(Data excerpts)
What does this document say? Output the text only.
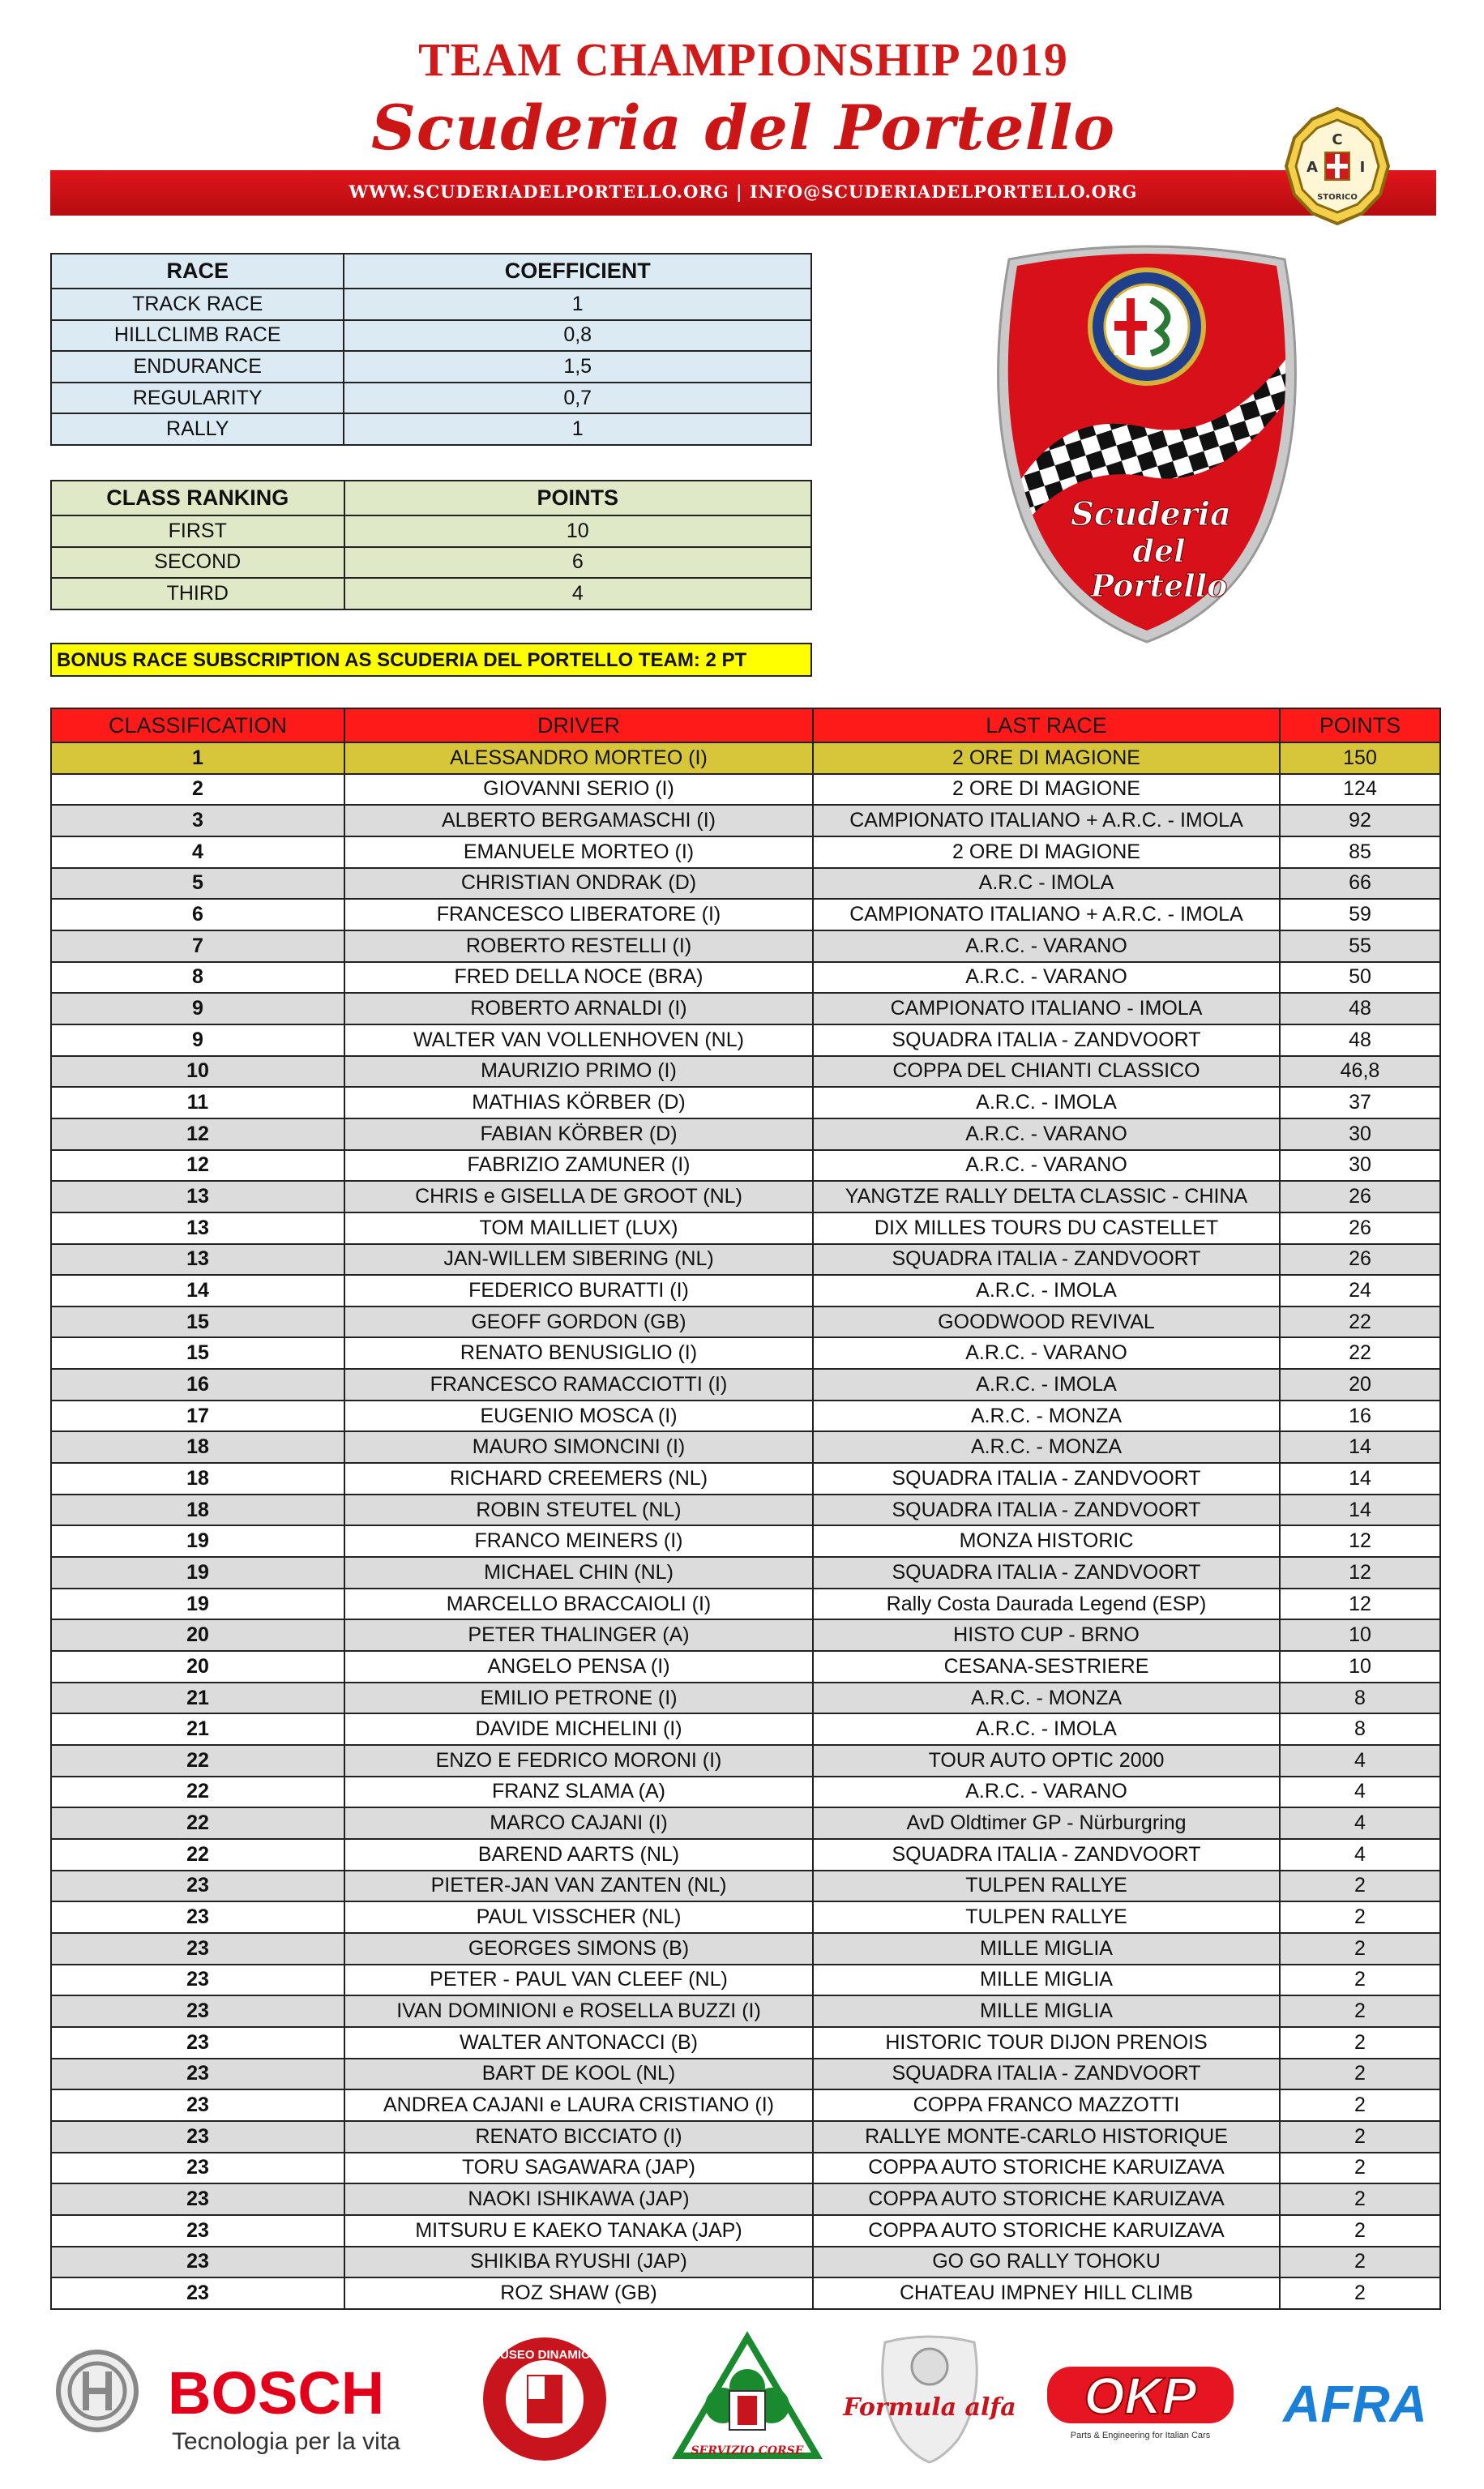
TEAM CHAMPIONSHIP 2019
Scuderia del Portello
WWW.SCUDERIADELPORTELLO.ORG | INFO@SCUDERIADELPORTELLO.ORG
C
A	I
STORICO
RACE	COEFFICIENT
TRACK RACE	1
HILLCLIMB RACE	0,8
ENDURANCE	1,5
REGULARITY	0,7
RALLY	1
CLASS RANKING	POINTS
FIRST	10
SECOND	6
THIRD	4
BONUS RACE SUBSCRIPTION AS SCUDERIA DEL PORTELLO TEAM: 2 PT
Scuderia
del
Portello
CLASSIFICATION	DRIVER	LAST RACE	POINTS
1	ALESSANDRO MORTEO (I)	2 ORE DI MAGIONE	150
2	GIOVANNI SERIO (I)	2 ORE DI MAGIONE	124
3	ALBERTO BERGAMASCHI (I)	CAMPIONATO ITALIANO + A.R.C. - IMOLA	92
4	EMANUELE MORTEO (I)	2 ORE DI MAGIONE	85
5	CHRISTIAN ONDRAK (D)	A.R.C - IMOLA	66
6	FRANCESCO LIBERATORE (I)	CAMPIONATO ITALIANO + A.R.C. - IMOLA	59
7	ROBERTO RESTELLI (I)	A.R.C. - VARANO	55
8	FRED DELLA NOCE (BRA)	A.R.C. - VARANO	50
9	ROBERTO ARNALDI (I)	CAMPIONATO ITALIANO - IMOLA	48
9	WALTER VAN VOLLENHOVEN (NL)	SQUADRA ITALIA - ZANDVOORT	48
10	MAURIZIO PRIMO (I)	COPPA DEL CHIANTI CLASSICO	46,8
11	MATHIAS KÖRBER (D)	A.R.C. - IMOLA	37
12	FABIAN KÖRBER (D)	A.R.C. - VARANO	30
12	FABRIZIO ZAMUNER (I)	A.R.C. - VARANO	30
13	CHRIS e GISELLA DE GROOT (NL)	YANGTZE RALLY DELTA CLASSIC - CHINA	26
13	TOM MAILLIET (LUX)	DIX MILLES TOURS DU CASTELLET	26
13	JAN-WILLEM SIBERING (NL)	SQUADRA ITALIA - ZANDVOORT	26
14	FEDERICO BURATTI (I)	A.R.C. - IMOLA	24
15	GEOFF GORDON (GB)	GOODWOOD REVIVAL	22
15	RENATO BENUSIGLIO (I)	A.R.C. - VARANO	22
16	FRANCESCO RAMACCIOTTI (I)	A.R.C. - IMOLA	20
17	EUGENIO MOSCA (I)	A.R.C. - MONZA	16
18	MAURO SIMONCINI (I)	A.R.C. - MONZA	14
18	RICHARD CREEMERS (NL)	SQUADRA ITALIA - ZANDVOORT	14
18	ROBIN STEUTEL (NL)	SQUADRA ITALIA - ZANDVOORT	14
19	FRANCO MEINERS (I)	MONZA HISTORIC	12
19	MICHAEL CHIN (NL)	SQUADRA ITALIA - ZANDVOORT	12
19	MARCELLO BRACCAIOLI (I)	Rally Costa Daurada Legend (ESP)	12
20	PETER THALINGER (A)	HISTO CUP - BRNO	10
20	ANGELO PENSA (I)	CESANA-SESTRIERE	10
21	EMILIO PETRONE (I)	A.R.C. - MONZA	8
21	DAVIDE MICHELINI (I)	A.R.C. - IMOLA	8
22	ENZO E FEDRICO MORONI (I)	TOUR AUTO OPTIC 2000	4
22	FRANZ SLAMA (A)	A.R.C. - VARANO	4
22	MARCO CAJANI (I)	AvD Oldtimer GP - Nürburgring	4
22	BAREND AARTS (NL)	SQUADRA ITALIA - ZANDVOORT	4
23	PIETER-JAN VAN ZANTEN (NL)	TULPEN RALLYE	2
23	PAUL VISSCHER (NL)	TULPEN RALLYE	2
23	GEORGES SIMONS (B)	MILLE MIGLIA	2
23	PETER - PAUL VAN CLEEF (NL)	MILLE MIGLIA	2
23	IVAN DOMINIONI e ROSELLA BUZZI (I)	MILLE MIGLIA	2
23	WALTER ANTONACCI (B)	HISTORIC TOUR DIJON PRENOIS	2
23	BART DE KOOL (NL)	SQUADRA ITALIA - ZANDVOORT	2
23	ANDREA CAJANI e LAURA CRISTIANO (I)	COPPA FRANCO MAZZOTTI	2
23	RENATO BICCIATO (I)	RALLYE MONTE-CARLO HISTORIQUE	2
23	TORU SAGAWARA (JAP)	COPPA AUTO STORICHE KARUIZAVA	2
23	NAOKI ISHIKAWA (JAP)	COPPA AUTO STORICHE KARUIZAVA	2
23	MITSURU E KAEKO TANAKA (JAP)	COPPA AUTO STORICHE KARUIZAVA	2
23	SHIKIBA RYUSHI (JAP)	GO GO RALLY TOHOKU	2
23	ROZ SHAW (GB)	CHATEAU IMPNEY HILL CLIMB	2
BOSCH
Tecnologia per la vita
MUSEO DINAMICO
SERVIZIO CORSE
Formula alfa OKP
Parts & Engineering for Italian Cars
AFRA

• Task statement:
Make an exact copy of the data above, pictures excluded.

• Reply:
What does this document say? Output the text only.
TEAM CHAMPIONSHIP 2019
Scuderia del Portello
WWW.SCUDERIADELPORTELLO.ORG | INFO@SCUDERIADELPORTELLO.ORG
C
A	I
STORICO
RACE	COEFFICIENT
TRACK RACE	1
HILLCLIMB RACE	0,8
ENDURANCE	1,5
REGULARITY	0,7
RALLY	1
CLASS RANKING	POINTS
FIRST	10
SECOND	6
THIRD	4
BONUS RACE SUBSCRIPTION AS SCUDERIA DEL PORTELLO TEAM: 2 PT
Scuderia
del
Portello
CLASSIFICATION	DRIVER	LAST RACE	POINTS
1	ALESSANDRO MORTEO (I)	2 ORE DI MAGIONE	150
2	GIOVANNI SERIO (I)	2 ORE DI MAGIONE	124
3	ALBERTO BERGAMASCHI (I)	CAMPIONATO ITALIANO + A.R.C. - IMOLA	92
4	EMANUELE MORTEO (I)	2 ORE DI MAGIONE	85
5	CHRISTIAN ONDRAK (D)	A.R.C - IMOLA	66
6	FRANCESCO LIBERATORE (I)	CAMPIONATO ITALIANO + A.R.C. - IMOLA	59
7	ROBERTO RESTELLI (I)	A.R.C. - VARANO	55
8	FRED DELLA NOCE (BRA)	A.R.C. - VARANO	50
9	ROBERTO ARNALDI (I)	CAMPIONATO ITALIANO - IMOLA	48
9	WALTER VAN VOLLENHOVEN (NL)	SQUADRA ITALIA - ZANDVOORT	48
10	MAURIZIO PRIMO (I)	COPPA DEL CHIANTI CLASSICO	46,8
11	MATHIAS KÖRBER (D)	A.R.C. - IMOLA	37
12	FABIAN KÖRBER (D)	A.R.C. - VARANO	30
12	FABRIZIO ZAMUNER (I)	A.R.C. - VARANO	30
13	CHRIS e GISELLA DE GROOT (NL)	YANGTZE RALLY DELTA CLASSIC - CHINA	26
13	TOM MAILLIET (LUX)	DIX MILLES TOURS DU CASTELLET	26
13	JAN-WILLEM SIBERING (NL)	SQUADRA ITALIA - ZANDVOORT	26
14	FEDERICO BURATTI (I)	A.R.C. - IMOLA	24
15	GEOFF GORDON (GB)	GOODWOOD REVIVAL	22
15	RENATO BENUSIGLIO (I)	A.R.C. - VARANO	22
16	FRANCESCO RAMACCIOTTI (I)	A.R.C. - IMOLA	20
17	EUGENIO MOSCA (I)	A.R.C. - MONZA	16
18	MAURO SIMONCINI (I)	A.R.C. - MONZA	14
18	RICHARD CREEMERS (NL)	SQUADRA ITALIA - ZANDVOORT	14
18	ROBIN STEUTEL (NL)	SQUADRA ITALIA - ZANDVOORT	14
19	FRANCO MEINERS (I)	MONZA HISTORIC	12
19	MICHAEL CHIN (NL)	SQUADRA ITALIA - ZANDVOORT	12
19	MARCELLO BRACCAIOLI (I)	Rally Costa Daurada Legend (ESP)	12
20	PETER THALINGER (A)	HISTO CUP - BRNO	10
20	ANGELO PENSA (I)	CESANA-SESTRIERE	10
21	EMILIO PETRONE (I)	A.R.C. - MONZA	8
21	DAVIDE MICHELINI (I)	A.R.C. - IMOLA	8
22	ENZO E FEDRICO MORONI (I)	TOUR AUTO OPTIC 2000	4
22	FRANZ SLAMA (A)	A.R.C. - VARANO	4
22	MARCO CAJANI (I)	AvD Oldtimer GP - Nürburgring	4
22	BAREND AARTS (NL)	SQUADRA ITALIA - ZANDVOORT	4
23	PIETER-JAN VAN ZANTEN (NL)	TULPEN RALLYE	2
23	PAUL VISSCHER (NL)	TULPEN RALLYE	2
23	GEORGES SIMONS (B)	MILLE MIGLIA	2
23	PETER - PAUL VAN CLEEF (NL)	MILLE MIGLIA	2
23	IVAN DOMINIONI e ROSELLA BUZZI (I)	MILLE MIGLIA	2
23	WALTER ANTONACCI (B)	HISTORIC TOUR DIJON PRENOIS	2
23	BART DE KOOL (NL)	SQUADRA ITALIA - ZANDVOORT	2
23	ANDREA CAJANI e LAURA CRISTIANO (I)	COPPA FRANCO MAZZOTTI	2
23	RENATO BICCIATO (I)	RALLYE MONTE-CARLO HISTORIQUE	2
23	TORU SAGAWARA (JAP)	COPPA AUTO STORICHE KARUIZAVA	2
23	NAOKI ISHIKAWA (JAP)	COPPA AUTO STORICHE KARUIZAVA	2
23	MITSURU E KAEKO TANAKA (JAP)	COPPA AUTO STORICHE KARUIZAVA	2
23	SHIKIBA RYUSHI (JAP)	GO GO RALLY TOHOKU	2
23	ROZ SHAW (GB)	CHATEAU IMPNEY HILL CLIMB	2
BOSCH
Tecnologia per la vita
MUSEO DINAMICO
SERVIZIO CORSE
Formula alfa OKP
Parts & Engineering for Italian Cars
AFRA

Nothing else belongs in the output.